↓

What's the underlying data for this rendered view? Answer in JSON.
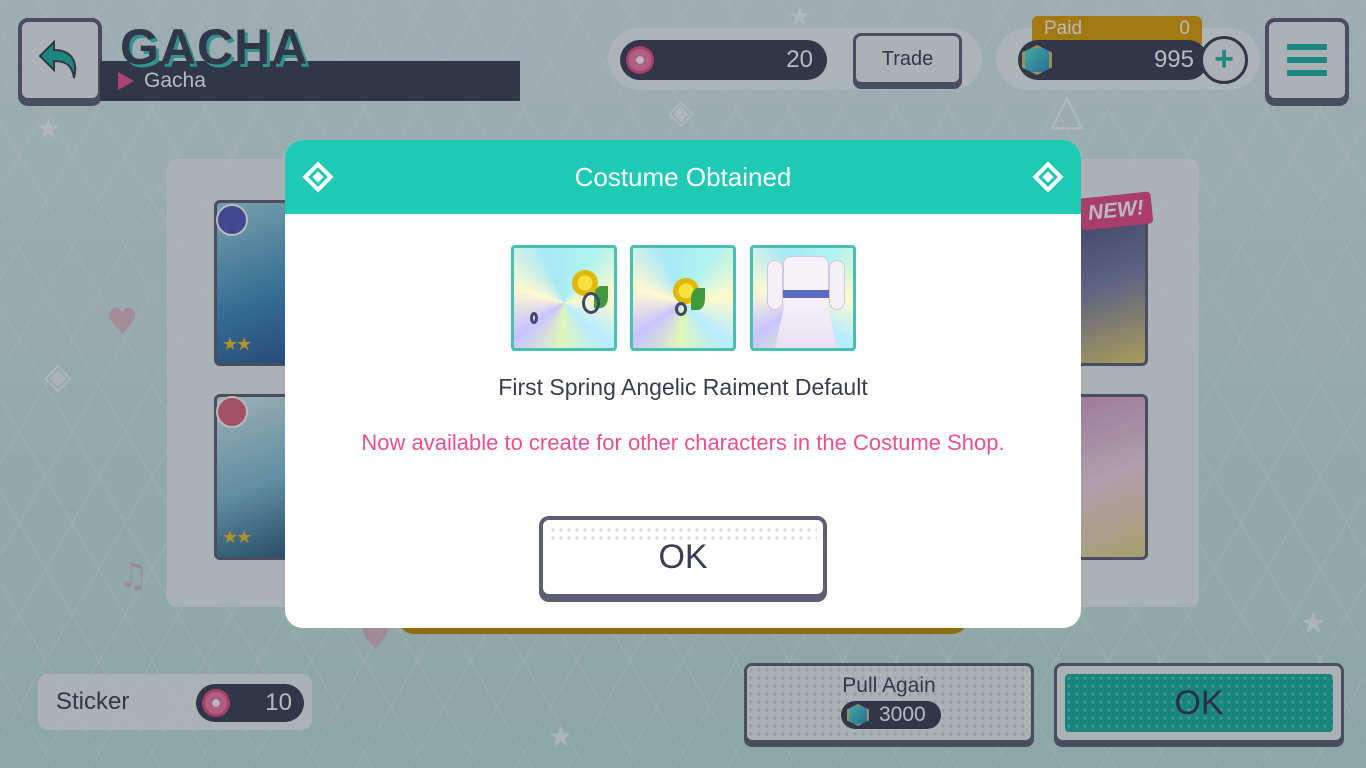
{
  "header": {
    "title": "GACHA",
    "breadcrumb": "Gacha"
  },
  "currency": {
    "music_cd_count": "20",
    "trade_label": "Trade",
    "paid_label": "Paid",
    "paid_value": "0",
    "gem_count": "995",
    "add_label": "+"
  },
  "cards": {
    "new_badge": "NEW!",
    "rarity_stars": [
      "★★",
      "★★"
    ]
  },
  "bottom": {
    "sticker_label": "Sticker",
    "sticker_count": "10",
    "pull_again_label": "Pull Again",
    "pull_cost": "3000",
    "ok_label": "OK"
  },
  "modal": {
    "title": "Costume Obtained",
    "item_name": "First Spring Angelic Raiment Default",
    "notice": "Now available to create for other characters in the Costume Shop.",
    "ok_label": "OK"
  },
  "colors": {
    "accent_teal": "#1fcab5",
    "notice_pink": "#ef4f8c",
    "navy": "#3a3d52",
    "gold": "#e0a000"
  }
}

↑

### SHORT EXERCISE
Print every entry exactly as written, without the pictures.

### ANSWER TO THE TASK
What's the underlying data for this rendered view? Answer in JSON.
{
  "header": {
    "title": "GACHA",
    "breadcrumb": "Gacha"
  },
  "currency": {
    "music_cd_count": "20",
    "trade_label": "Trade",
    "paid_label": "Paid",
    "paid_value": "0",
    "gem_count": "995",
    "add_label": "+"
  },
  "cards": {
    "new_badge": "NEW!",
    "rarity_stars": [
      "★★",
      "★★"
    ]
  },
  "bottom": {
    "sticker_label": "Sticker",
    "sticker_count": "10",
    "pull_again_label": "Pull Again",
    "pull_cost": "3000",
    "ok_label": "OK"
  },
  "modal": {
    "title": "Costume Obtained",
    "item_name": "First Spring Angelic Raiment Default",
    "notice": "Now available to create for other characters in the Costume Shop.",
    "ok_label": "OK"
  },
  "colors": {
    "accent_teal": "#1fcab5",
    "notice_pink": "#ef4f8c",
    "navy": "#3a3d52",
    "gold": "#e0a000"
  }
}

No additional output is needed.